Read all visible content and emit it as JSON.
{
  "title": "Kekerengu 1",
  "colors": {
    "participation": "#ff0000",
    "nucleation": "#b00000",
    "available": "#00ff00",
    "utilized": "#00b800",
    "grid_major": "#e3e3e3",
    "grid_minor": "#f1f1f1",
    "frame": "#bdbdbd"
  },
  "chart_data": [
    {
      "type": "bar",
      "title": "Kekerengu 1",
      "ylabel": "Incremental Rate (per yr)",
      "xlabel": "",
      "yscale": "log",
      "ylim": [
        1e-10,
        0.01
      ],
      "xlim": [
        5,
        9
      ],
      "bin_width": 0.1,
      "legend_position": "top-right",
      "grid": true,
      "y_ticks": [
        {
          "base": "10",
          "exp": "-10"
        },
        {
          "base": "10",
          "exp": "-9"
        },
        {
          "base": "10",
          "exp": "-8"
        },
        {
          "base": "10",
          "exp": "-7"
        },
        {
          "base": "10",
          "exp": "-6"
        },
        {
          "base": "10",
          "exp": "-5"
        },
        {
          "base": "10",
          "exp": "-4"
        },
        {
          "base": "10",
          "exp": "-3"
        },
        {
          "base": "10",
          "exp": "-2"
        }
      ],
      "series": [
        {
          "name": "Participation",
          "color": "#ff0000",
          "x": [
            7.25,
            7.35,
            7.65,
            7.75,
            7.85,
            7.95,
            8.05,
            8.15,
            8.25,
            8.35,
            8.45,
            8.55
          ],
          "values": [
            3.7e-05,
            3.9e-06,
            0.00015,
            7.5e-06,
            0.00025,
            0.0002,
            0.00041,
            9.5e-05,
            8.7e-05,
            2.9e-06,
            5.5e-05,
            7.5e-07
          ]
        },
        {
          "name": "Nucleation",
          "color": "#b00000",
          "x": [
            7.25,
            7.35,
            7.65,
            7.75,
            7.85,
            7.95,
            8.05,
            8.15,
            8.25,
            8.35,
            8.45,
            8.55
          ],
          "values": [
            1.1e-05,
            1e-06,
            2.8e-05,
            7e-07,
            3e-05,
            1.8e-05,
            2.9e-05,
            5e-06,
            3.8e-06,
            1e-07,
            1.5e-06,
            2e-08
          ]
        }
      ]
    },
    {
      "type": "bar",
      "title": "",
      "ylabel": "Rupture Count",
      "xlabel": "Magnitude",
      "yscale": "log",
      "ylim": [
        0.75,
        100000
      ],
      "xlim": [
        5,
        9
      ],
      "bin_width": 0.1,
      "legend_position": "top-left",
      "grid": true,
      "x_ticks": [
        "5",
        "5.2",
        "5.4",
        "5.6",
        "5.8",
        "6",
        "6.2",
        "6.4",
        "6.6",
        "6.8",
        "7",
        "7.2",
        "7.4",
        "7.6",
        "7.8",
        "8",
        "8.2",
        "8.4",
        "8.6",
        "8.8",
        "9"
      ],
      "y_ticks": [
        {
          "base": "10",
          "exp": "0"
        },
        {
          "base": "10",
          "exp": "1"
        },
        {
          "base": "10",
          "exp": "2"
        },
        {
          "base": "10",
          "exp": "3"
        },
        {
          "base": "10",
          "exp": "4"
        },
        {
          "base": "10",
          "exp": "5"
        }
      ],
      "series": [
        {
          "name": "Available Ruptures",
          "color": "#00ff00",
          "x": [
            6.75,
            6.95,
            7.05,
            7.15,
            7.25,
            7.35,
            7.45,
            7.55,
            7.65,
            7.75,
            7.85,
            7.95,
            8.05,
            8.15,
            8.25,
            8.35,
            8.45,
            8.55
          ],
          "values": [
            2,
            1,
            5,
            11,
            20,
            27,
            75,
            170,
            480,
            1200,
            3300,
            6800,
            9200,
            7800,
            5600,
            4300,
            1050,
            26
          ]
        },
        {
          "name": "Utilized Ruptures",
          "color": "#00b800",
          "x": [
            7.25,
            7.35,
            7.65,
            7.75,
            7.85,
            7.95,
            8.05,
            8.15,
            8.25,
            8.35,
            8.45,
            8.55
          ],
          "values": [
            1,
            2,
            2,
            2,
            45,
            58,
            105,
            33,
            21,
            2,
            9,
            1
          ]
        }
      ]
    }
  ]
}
※
What is being asked.
Each entry is to be returned in full, character for character.

In response.
Read all visible content and emit it as JSON.
{
  "title": "Kekerengu 1",
  "colors": {
    "participation": "#ff0000",
    "nucleation": "#b00000",
    "available": "#00ff00",
    "utilized": "#00b800",
    "grid_major": "#e3e3e3",
    "grid_minor": "#f1f1f1",
    "frame": "#bdbdbd"
  },
  "chart_data": [
    {
      "type": "bar",
      "title": "Kekerengu 1",
      "ylabel": "Incremental Rate (per yr)",
      "xlabel": "",
      "yscale": "log",
      "ylim": [
        1e-10,
        0.01
      ],
      "xlim": [
        5,
        9
      ],
      "bin_width": 0.1,
      "legend_position": "top-right",
      "grid": true,
      "y_ticks": [
        {
          "base": "10",
          "exp": "-10"
        },
        {
          "base": "10",
          "exp": "-9"
        },
        {
          "base": "10",
          "exp": "-8"
        },
        {
          "base": "10",
          "exp": "-7"
        },
        {
          "base": "10",
          "exp": "-6"
        },
        {
          "base": "10",
          "exp": "-5"
        },
        {
          "base": "10",
          "exp": "-4"
        },
        {
          "base": "10",
          "exp": "-3"
        },
        {
          "base": "10",
          "exp": "-2"
        }
      ],
      "series": [
        {
          "name": "Participation",
          "color": "#ff0000",
          "x": [
            7.25,
            7.35,
            7.65,
            7.75,
            7.85,
            7.95,
            8.05,
            8.15,
            8.25,
            8.35,
            8.45,
            8.55
          ],
          "values": [
            3.7e-05,
            3.9e-06,
            0.00015,
            7.5e-06,
            0.00025,
            0.0002,
            0.00041,
            9.5e-05,
            8.7e-05,
            2.9e-06,
            5.5e-05,
            7.5e-07
          ]
        },
        {
          "name": "Nucleation",
          "color": "#b00000",
          "x": [
            7.25,
            7.35,
            7.65,
            7.75,
            7.85,
            7.95,
            8.05,
            8.15,
            8.25,
            8.35,
            8.45,
            8.55
          ],
          "values": [
            1.1e-05,
            1e-06,
            2.8e-05,
            7e-07,
            3e-05,
            1.8e-05,
            2.9e-05,
            5e-06,
            3.8e-06,
            1e-07,
            1.5e-06,
            2e-08
          ]
        }
      ]
    },
    {
      "type": "bar",
      "title": "",
      "ylabel": "Rupture Count",
      "xlabel": "Magnitude",
      "yscale": "log",
      "ylim": [
        0.75,
        100000
      ],
      "xlim": [
        5,
        9
      ],
      "bin_width": 0.1,
      "legend_position": "top-left",
      "grid": true,
      "x_ticks": [
        "5",
        "5.2",
        "5.4",
        "5.6",
        "5.8",
        "6",
        "6.2",
        "6.4",
        "6.6",
        "6.8",
        "7",
        "7.2",
        "7.4",
        "7.6",
        "7.8",
        "8",
        "8.2",
        "8.4",
        "8.6",
        "8.8",
        "9"
      ],
      "y_ticks": [
        {
          "base": "10",
          "exp": "0"
        },
        {
          "base": "10",
          "exp": "1"
        },
        {
          "base": "10",
          "exp": "2"
        },
        {
          "base": "10",
          "exp": "3"
        },
        {
          "base": "10",
          "exp": "4"
        },
        {
          "base": "10",
          "exp": "5"
        }
      ],
      "series": [
        {
          "name": "Available Ruptures",
          "color": "#00ff00",
          "x": [
            6.75,
            6.95,
            7.05,
            7.15,
            7.25,
            7.35,
            7.45,
            7.55,
            7.65,
            7.75,
            7.85,
            7.95,
            8.05,
            8.15,
            8.25,
            8.35,
            8.45,
            8.55
          ],
          "values": [
            2,
            1,
            5,
            11,
            20,
            27,
            75,
            170,
            480,
            1200,
            3300,
            6800,
            9200,
            7800,
            5600,
            4300,
            1050,
            26
          ]
        },
        {
          "name": "Utilized Ruptures",
          "color": "#00b800",
          "x": [
            7.25,
            7.35,
            7.65,
            7.75,
            7.85,
            7.95,
            8.05,
            8.15,
            8.25,
            8.35,
            8.45,
            8.55
          ],
          "values": [
            1,
            2,
            2,
            2,
            45,
            58,
            105,
            33,
            21,
            2,
            9,
            1
          ]
        }
      ]
    }
  ]
}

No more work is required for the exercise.